DATA TO USE:
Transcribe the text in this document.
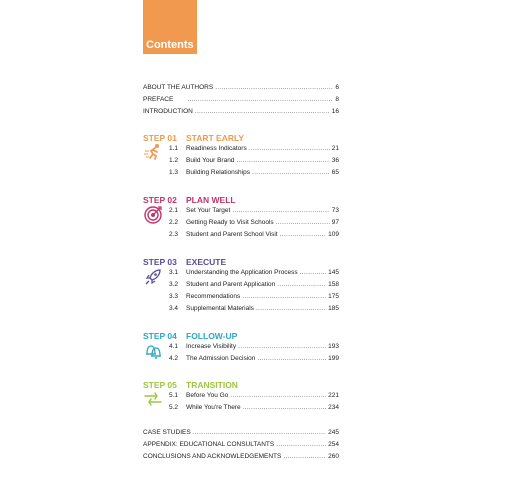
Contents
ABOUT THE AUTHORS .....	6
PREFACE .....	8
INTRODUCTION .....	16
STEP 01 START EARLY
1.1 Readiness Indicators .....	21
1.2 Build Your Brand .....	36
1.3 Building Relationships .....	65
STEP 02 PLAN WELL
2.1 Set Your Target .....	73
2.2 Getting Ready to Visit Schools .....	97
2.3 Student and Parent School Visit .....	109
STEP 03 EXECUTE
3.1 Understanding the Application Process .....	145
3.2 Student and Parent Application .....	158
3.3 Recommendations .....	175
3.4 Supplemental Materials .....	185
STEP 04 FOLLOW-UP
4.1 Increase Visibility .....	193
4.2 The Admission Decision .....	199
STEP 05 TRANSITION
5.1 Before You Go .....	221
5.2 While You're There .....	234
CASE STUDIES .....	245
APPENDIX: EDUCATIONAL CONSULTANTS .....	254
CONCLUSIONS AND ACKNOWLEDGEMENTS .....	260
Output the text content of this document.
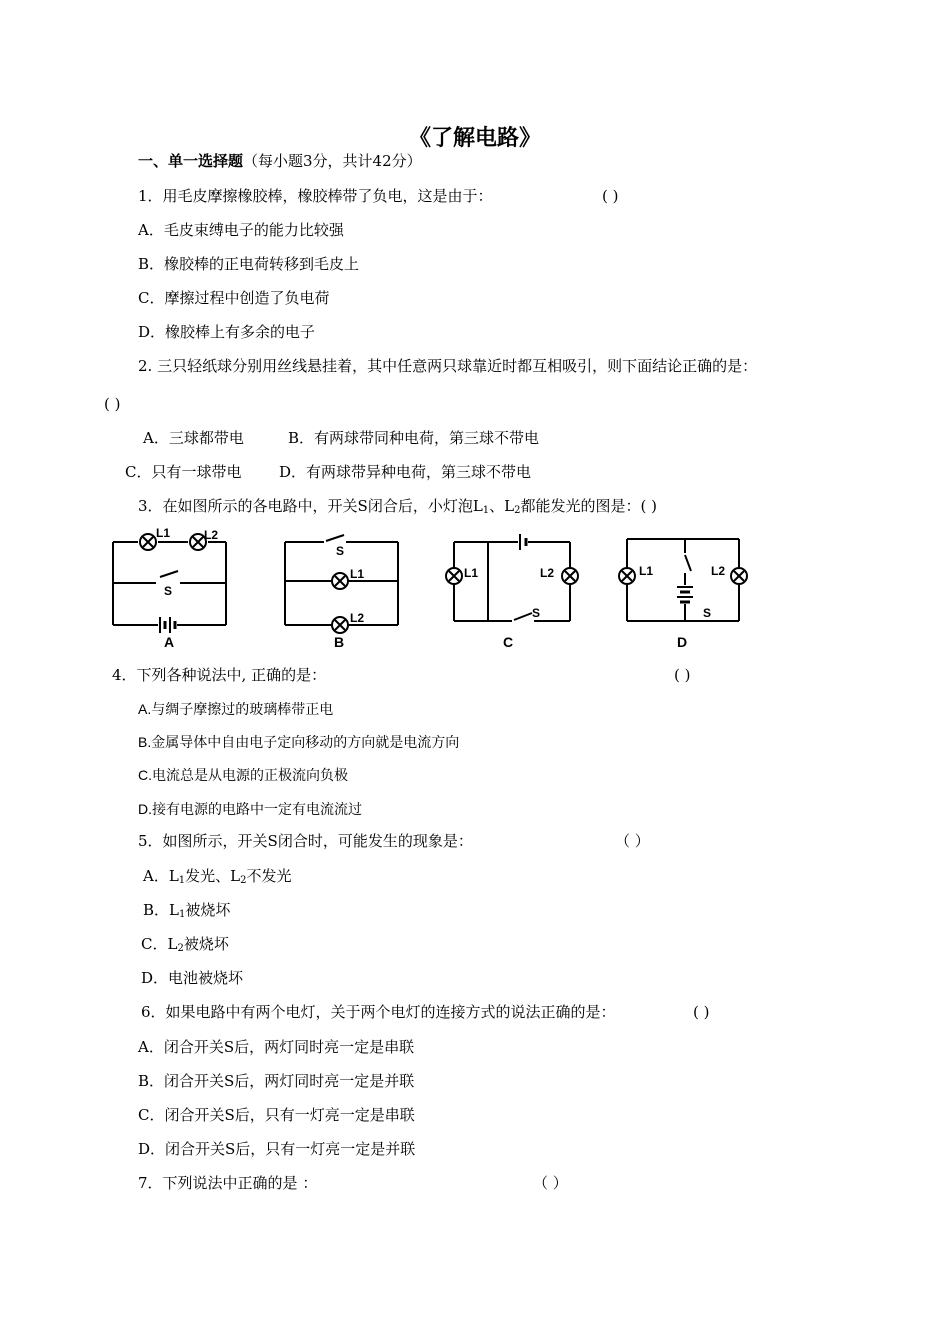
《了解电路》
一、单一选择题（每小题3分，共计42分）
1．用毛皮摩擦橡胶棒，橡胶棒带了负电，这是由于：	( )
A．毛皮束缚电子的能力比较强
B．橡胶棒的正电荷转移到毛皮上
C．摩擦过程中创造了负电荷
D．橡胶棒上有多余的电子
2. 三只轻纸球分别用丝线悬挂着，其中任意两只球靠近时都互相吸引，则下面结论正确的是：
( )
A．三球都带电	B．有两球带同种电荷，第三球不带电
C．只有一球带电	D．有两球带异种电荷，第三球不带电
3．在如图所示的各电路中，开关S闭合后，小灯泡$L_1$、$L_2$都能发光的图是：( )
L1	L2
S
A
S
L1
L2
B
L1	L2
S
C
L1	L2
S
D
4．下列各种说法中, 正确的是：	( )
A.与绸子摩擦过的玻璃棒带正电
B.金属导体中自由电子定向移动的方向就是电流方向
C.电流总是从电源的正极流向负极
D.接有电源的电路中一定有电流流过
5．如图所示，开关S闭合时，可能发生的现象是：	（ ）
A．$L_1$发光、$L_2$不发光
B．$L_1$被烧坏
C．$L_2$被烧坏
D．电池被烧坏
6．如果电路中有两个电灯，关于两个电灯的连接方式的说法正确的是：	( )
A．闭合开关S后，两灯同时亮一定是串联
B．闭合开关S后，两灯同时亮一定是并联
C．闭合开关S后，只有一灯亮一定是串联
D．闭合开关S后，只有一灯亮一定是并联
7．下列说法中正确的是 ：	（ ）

PROBLEM DESCRIPTION: Which lines include the word "document"? List them all.

FULL SOLUTION:
Transcribe the text in this document.
Output the text content of this document.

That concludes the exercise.